**TASK DETAILS**
Return the records word for word. Any pictures in them are not part of the copy.

**RECORD EXCERPTS**
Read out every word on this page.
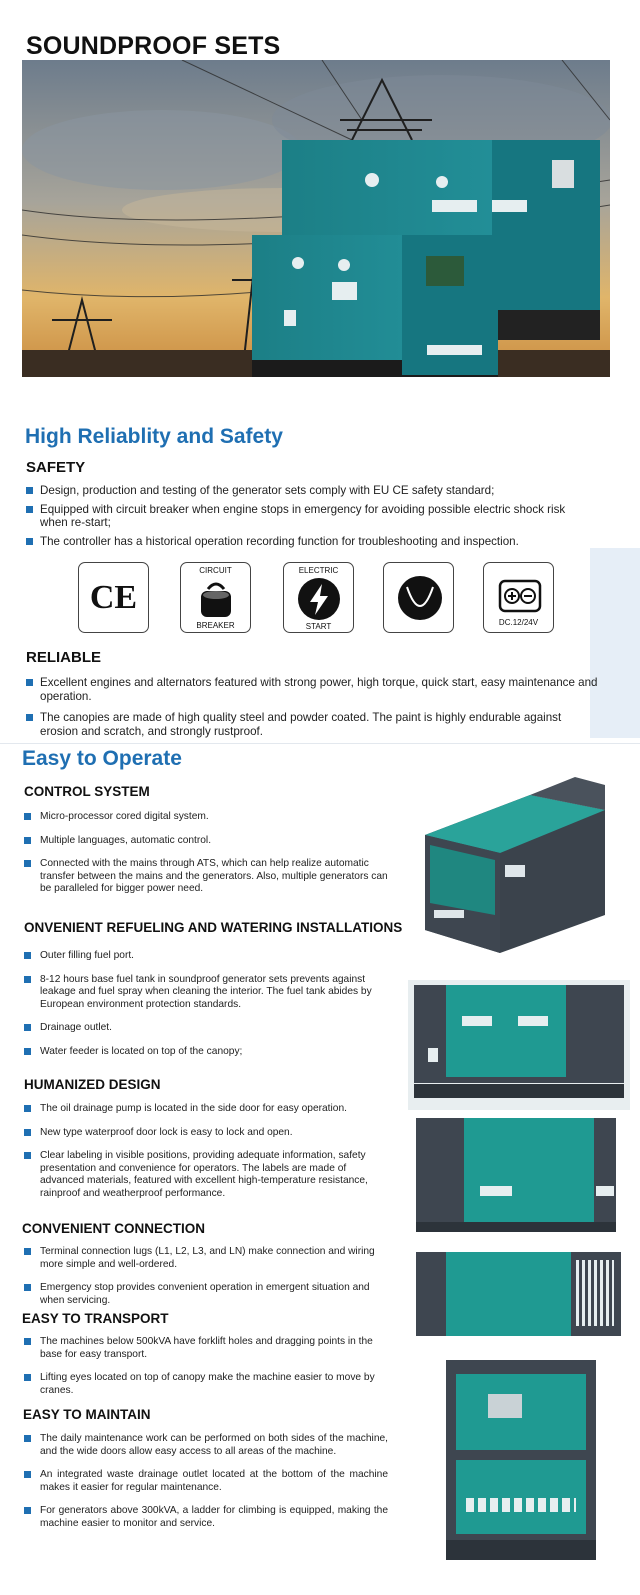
SOUNDPROOF SETS
High Reliablity and Safety
SAFETY
Design, production and testing of the generator sets comply with EU CE safety standard;
Equipped with circuit breaker when engine stops in emergency for avoiding possible electric shock risk when re-start;
The controller has a historical operation recording function for troubleshooting and inspection.
CE
CIRCUIT
BREAKER
ELECTRIC
START	DC.12/24V
RELIABLE
Excellent engines and alternators featured with strong power, high torque, quick start, easy maintenance and operation.
The canopies are made of high quality steel and powder coated. The paint is highly endurable against erosion and scratch, and strongly rustproof.
Easy to Operate
CONTROL SYSTEM
Micro-processor cored digital system.
Multiple languages, automatic control.
Connected with the mains through ATS, which can help realize automatic transfer between the mains and the generators. Also, multiple generators can be paralleled for bigger power need.
ONVENIENT REFUELING AND WATERING INSTALLATIONS
Outer filling fuel port.
8-12 hours base fuel tank in soundproof generator sets prevents against leakage and fuel spray when cleaning the interior. The fuel tank abides by European environment protection standards.
Drainage outlet.
Water feeder is located on top of the canopy;
HUMANIZED DESIGN
The oil drainage pump is located in the side door for easy operation.
New type waterproof door lock is easy to lock and open.
Clear labeling in visible positions, providing adequate information, safety presentation and convenience for operators. The labels are made of advanced materials, featured with excellent high-temperature resistance, rainproof and weatherproof performance.
CONVENIENT CONNECTION
Terminal connection lugs (L1, L2, L3, and LN) make connection and wiring more simple and well-ordered.
Emergency stop provides convenient operation in emergent situation and when servicing.
EASY TO TRANSPORT
The machines below 500kVA have forklift holes and dragging points in the base for easy transport.
Lifting eyes located on top of canopy make the machine easier to move by cranes.
EASY TO MAINTAIN
The daily maintenance work can be performed on both sides of the machine, and the wide doors allow easy access to all areas of the machine.
An integrated waste drainage outlet located at the bottom of the machine makes it easier for regular maintenance.
For generators above 300kVA, a ladder for climbing is equipped, making the machine easier to monitor and service.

**TASK ANSWER**
Read out every word on this page.
SOUNDPROOF SETS
High Reliablity and Safety
SAFETY
Design, production and testing of the generator sets comply with EU CE safety standard;
Equipped with circuit breaker when engine stops in emergency for avoiding possible electric shock risk when re-start;
The controller has a historical operation recording function for troubleshooting and inspection.
CE
CIRCUIT
BREAKER
ELECTRIC
START	DC.12/24V
RELIABLE
Excellent engines and alternators featured with strong power, high torque, quick start, easy maintenance and operation.
The canopies are made of high quality steel and powder coated. The paint is highly endurable against erosion and scratch, and strongly rustproof.
Easy to Operate
CONTROL SYSTEM
Micro-processor cored digital system.
Multiple languages, automatic control.
Connected with the mains through ATS, which can help realize automatic transfer between the mains and the generators. Also, multiple generators can be paralleled for bigger power need.
ONVENIENT REFUELING AND WATERING INSTALLATIONS
Outer filling fuel port.
8-12 hours base fuel tank in soundproof generator sets prevents against leakage and fuel spray when cleaning the interior. The fuel tank abides by European environment protection standards.
Drainage outlet.
Water feeder is located on top of the canopy;
HUMANIZED DESIGN
The oil drainage pump is located in the side door for easy operation.
New type waterproof door lock is easy to lock and open.
Clear labeling in visible positions, providing adequate information, safety presentation and convenience for operators. The labels are made of advanced materials, featured with excellent high-temperature resistance, rainproof and weatherproof performance.
CONVENIENT CONNECTION
Terminal connection lugs (L1, L2, L3, and LN) make connection and wiring more simple and well-ordered.
Emergency stop provides convenient operation in emergent situation and when servicing.
EASY TO TRANSPORT
The machines below 500kVA have forklift holes and dragging points in the base for easy transport.
Lifting eyes located on top of canopy make the machine easier to move by cranes.
EASY TO MAINTAIN
The daily maintenance work can be performed on both sides of the machine, and the wide doors allow easy access to all areas of the machine.
An integrated waste drainage outlet located at the bottom of the machine makes it easier for regular maintenance.
For generators above 300kVA, a ladder for climbing is equipped, making the machine easier to monitor and service.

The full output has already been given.